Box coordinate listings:
==========

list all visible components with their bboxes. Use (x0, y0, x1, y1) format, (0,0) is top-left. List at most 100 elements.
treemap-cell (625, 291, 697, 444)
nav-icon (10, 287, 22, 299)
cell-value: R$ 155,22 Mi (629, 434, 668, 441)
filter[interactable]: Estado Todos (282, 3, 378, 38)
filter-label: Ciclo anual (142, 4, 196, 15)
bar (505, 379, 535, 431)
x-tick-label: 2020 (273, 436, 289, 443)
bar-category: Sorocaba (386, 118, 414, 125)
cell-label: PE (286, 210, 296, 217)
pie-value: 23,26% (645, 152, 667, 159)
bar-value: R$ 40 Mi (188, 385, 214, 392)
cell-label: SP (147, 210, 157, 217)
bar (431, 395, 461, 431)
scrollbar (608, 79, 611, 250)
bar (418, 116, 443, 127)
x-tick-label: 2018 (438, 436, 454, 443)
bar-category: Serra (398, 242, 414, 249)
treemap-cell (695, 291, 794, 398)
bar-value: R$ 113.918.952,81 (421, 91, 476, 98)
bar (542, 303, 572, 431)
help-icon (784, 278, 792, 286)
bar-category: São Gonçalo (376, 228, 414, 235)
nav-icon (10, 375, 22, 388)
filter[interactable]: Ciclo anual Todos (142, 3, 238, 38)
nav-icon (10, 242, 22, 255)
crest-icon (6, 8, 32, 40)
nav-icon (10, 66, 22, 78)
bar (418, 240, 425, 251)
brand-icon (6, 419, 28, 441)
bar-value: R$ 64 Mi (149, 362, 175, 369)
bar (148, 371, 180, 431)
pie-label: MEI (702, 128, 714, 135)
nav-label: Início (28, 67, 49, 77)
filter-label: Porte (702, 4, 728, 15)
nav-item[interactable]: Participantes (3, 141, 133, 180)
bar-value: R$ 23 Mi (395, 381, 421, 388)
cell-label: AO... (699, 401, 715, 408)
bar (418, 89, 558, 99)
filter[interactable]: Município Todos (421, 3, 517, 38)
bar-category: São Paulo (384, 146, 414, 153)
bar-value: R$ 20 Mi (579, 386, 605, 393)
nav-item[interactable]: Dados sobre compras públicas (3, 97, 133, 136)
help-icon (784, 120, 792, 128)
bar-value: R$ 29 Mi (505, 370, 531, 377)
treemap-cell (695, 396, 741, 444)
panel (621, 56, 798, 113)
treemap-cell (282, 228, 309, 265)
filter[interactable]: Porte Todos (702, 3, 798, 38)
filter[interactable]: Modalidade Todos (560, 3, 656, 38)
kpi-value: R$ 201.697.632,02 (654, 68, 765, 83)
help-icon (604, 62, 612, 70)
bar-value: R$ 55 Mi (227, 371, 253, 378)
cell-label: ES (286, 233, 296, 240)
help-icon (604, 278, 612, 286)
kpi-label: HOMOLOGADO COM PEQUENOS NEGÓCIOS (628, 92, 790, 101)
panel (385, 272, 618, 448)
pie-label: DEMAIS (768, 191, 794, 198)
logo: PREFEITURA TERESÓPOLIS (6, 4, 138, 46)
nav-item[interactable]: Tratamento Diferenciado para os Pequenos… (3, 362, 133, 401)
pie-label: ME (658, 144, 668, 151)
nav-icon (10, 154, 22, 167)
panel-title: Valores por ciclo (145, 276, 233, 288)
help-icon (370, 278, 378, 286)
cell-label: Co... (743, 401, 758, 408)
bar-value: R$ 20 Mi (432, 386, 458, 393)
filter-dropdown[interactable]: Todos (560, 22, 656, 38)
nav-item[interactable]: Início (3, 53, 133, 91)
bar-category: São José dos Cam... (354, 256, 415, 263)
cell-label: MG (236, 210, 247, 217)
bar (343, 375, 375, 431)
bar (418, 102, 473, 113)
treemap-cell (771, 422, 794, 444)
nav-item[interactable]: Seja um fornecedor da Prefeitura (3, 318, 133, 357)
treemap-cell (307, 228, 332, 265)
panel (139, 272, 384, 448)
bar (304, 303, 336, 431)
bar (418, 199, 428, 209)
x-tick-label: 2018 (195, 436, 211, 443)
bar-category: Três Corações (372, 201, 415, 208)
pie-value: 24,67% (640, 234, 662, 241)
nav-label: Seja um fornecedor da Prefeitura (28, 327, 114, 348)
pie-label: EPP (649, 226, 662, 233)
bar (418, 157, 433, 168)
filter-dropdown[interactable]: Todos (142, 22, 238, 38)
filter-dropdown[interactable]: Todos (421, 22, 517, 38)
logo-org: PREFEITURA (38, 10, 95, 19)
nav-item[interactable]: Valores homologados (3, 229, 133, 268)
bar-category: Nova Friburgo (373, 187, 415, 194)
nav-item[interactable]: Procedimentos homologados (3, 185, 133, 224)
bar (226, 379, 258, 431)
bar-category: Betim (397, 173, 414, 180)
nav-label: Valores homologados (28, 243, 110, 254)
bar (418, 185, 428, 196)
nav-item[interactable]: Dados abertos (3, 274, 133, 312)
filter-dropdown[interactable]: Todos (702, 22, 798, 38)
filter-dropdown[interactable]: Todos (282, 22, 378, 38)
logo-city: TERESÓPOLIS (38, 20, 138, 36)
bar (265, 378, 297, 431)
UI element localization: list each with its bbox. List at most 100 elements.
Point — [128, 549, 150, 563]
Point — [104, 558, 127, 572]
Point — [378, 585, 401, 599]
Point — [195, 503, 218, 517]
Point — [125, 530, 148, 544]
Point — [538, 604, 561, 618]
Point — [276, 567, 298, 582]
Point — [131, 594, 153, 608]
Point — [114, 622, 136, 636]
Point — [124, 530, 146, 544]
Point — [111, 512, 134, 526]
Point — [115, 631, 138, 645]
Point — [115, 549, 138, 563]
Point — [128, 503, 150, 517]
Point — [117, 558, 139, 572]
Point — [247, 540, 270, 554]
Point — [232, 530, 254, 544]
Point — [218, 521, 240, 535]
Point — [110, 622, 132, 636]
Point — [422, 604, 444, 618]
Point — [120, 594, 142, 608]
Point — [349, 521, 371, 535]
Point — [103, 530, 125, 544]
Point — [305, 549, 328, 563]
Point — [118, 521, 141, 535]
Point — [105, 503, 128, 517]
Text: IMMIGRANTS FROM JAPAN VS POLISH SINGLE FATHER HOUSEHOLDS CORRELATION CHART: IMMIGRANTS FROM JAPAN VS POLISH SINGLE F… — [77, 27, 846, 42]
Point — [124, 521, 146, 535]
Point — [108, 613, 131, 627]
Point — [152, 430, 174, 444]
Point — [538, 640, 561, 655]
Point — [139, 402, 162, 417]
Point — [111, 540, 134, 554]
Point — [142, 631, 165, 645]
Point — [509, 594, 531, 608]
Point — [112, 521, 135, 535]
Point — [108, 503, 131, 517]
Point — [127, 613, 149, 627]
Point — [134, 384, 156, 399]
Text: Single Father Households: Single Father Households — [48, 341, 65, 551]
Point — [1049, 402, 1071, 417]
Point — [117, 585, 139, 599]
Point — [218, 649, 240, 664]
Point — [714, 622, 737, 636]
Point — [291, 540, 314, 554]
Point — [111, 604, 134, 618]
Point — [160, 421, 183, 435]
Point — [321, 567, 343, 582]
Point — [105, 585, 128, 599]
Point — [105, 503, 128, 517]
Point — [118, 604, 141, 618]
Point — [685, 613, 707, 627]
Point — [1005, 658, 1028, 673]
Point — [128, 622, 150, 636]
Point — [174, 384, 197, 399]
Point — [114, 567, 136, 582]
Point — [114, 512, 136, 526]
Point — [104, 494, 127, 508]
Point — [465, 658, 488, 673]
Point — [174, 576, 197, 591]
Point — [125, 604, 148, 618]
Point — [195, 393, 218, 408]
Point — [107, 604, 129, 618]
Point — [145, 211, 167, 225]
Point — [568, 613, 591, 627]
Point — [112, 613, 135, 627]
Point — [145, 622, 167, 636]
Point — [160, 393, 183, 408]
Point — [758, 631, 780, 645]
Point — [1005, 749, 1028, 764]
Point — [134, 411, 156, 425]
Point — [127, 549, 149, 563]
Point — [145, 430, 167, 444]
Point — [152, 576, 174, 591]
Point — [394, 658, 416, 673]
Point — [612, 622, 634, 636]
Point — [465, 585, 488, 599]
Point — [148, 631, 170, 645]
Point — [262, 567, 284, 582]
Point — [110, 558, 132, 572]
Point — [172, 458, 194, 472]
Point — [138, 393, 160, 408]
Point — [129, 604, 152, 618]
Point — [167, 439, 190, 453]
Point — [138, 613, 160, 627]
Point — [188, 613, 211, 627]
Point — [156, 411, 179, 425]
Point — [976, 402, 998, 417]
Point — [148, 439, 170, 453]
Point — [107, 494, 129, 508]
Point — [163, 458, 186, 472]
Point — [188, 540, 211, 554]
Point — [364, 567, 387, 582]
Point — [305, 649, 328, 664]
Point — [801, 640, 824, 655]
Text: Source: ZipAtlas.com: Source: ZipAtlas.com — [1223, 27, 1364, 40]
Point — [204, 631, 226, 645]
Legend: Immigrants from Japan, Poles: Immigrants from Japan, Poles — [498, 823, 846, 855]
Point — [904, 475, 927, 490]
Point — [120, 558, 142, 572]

==========

■ **Set exercise**
Print the data above from its first line through the line containing "logo: PREFEITURA TERESÓPOLIS (6, 4, 138, 46)", including both of those lines, and reproduce every line without any change.

■ **Response to the exercise**
list all visible components with their bboxes. Use (x0, y0, x1, y1) format, (0,0) is top-left. List at most 100 elements.
treemap-cell (625, 291, 697, 444)
nav-icon (10, 287, 22, 299)
cell-value: R$ 155,22 Mi (629, 434, 668, 441)
filter[interactable]: Estado Todos (282, 3, 378, 38)
filter-label: Ciclo anual (142, 4, 196, 15)
bar (505, 379, 535, 431)
x-tick-label: 2020 (273, 436, 289, 443)
bar-category: Sorocaba (386, 118, 414, 125)
cell-label: PE (286, 210, 296, 217)
pie-value: 23,26% (645, 152, 667, 159)
bar-value: R$ 40 Mi (188, 385, 214, 392)
cell-label: SP (147, 210, 157, 217)
bar (431, 395, 461, 431)
scrollbar (608, 79, 611, 250)
bar (418, 116, 443, 127)
x-tick-label: 2018 (438, 436, 454, 443)
bar-category: Serra (398, 242, 414, 249)
treemap-cell (695, 291, 794, 398)
bar-value: R$ 113.918.952,81 (421, 91, 476, 98)
bar (542, 303, 572, 431)
help-icon (784, 278, 792, 286)
bar-category: São Gonçalo (376, 228, 414, 235)
nav-icon (10, 375, 22, 388)
filter[interactable]: Ciclo anual Todos (142, 3, 238, 38)
nav-icon (10, 242, 22, 255)
crest-icon (6, 8, 32, 40)
nav-icon (10, 66, 22, 78)
bar (418, 240, 425, 251)
brand-icon (6, 419, 28, 441)
bar-value: R$ 64 Mi (149, 362, 175, 369)
bar (148, 371, 180, 431)
pie-label: MEI (702, 128, 714, 135)
nav-label: Início (28, 67, 49, 77)
filter-label: Porte (702, 4, 728, 15)
nav-item[interactable]: Participantes (3, 141, 133, 180)
bar-value: R$ 23 Mi (395, 381, 421, 388)
cell-label: AO... (699, 401, 715, 408)
bar (418, 89, 558, 99)
filter[interactable]: Município Todos (421, 3, 517, 38)
bar-category: São Paulo (384, 146, 414, 153)
bar-value: R$ 20 Mi (579, 386, 605, 393)
nav-item[interactable]: Dados sobre compras públicas (3, 97, 133, 136)
help-icon (784, 120, 792, 128)
bar-value: R$ 29 Mi (505, 370, 531, 377)
treemap-cell (695, 396, 741, 444)
panel (621, 56, 798, 113)
treemap-cell (282, 228, 309, 265)
filter[interactable]: Porte Todos (702, 3, 798, 38)
filter[interactable]: Modalidade Todos (560, 3, 656, 38)
kpi-value: R$ 201.697.632,02 (654, 68, 765, 83)
help-icon (604, 62, 612, 70)
bar-value: R$ 55 Mi (227, 371, 253, 378)
cell-label: ES (286, 233, 296, 240)
help-icon (604, 278, 612, 286)
kpi-label: HOMOLOGADO COM PEQUENOS NEGÓCIOS (628, 92, 790, 101)
panel (385, 272, 618, 448)
pie-label: DEMAIS (768, 191, 794, 198)
logo: PREFEITURA TERESÓPOLIS (6, 4, 138, 46)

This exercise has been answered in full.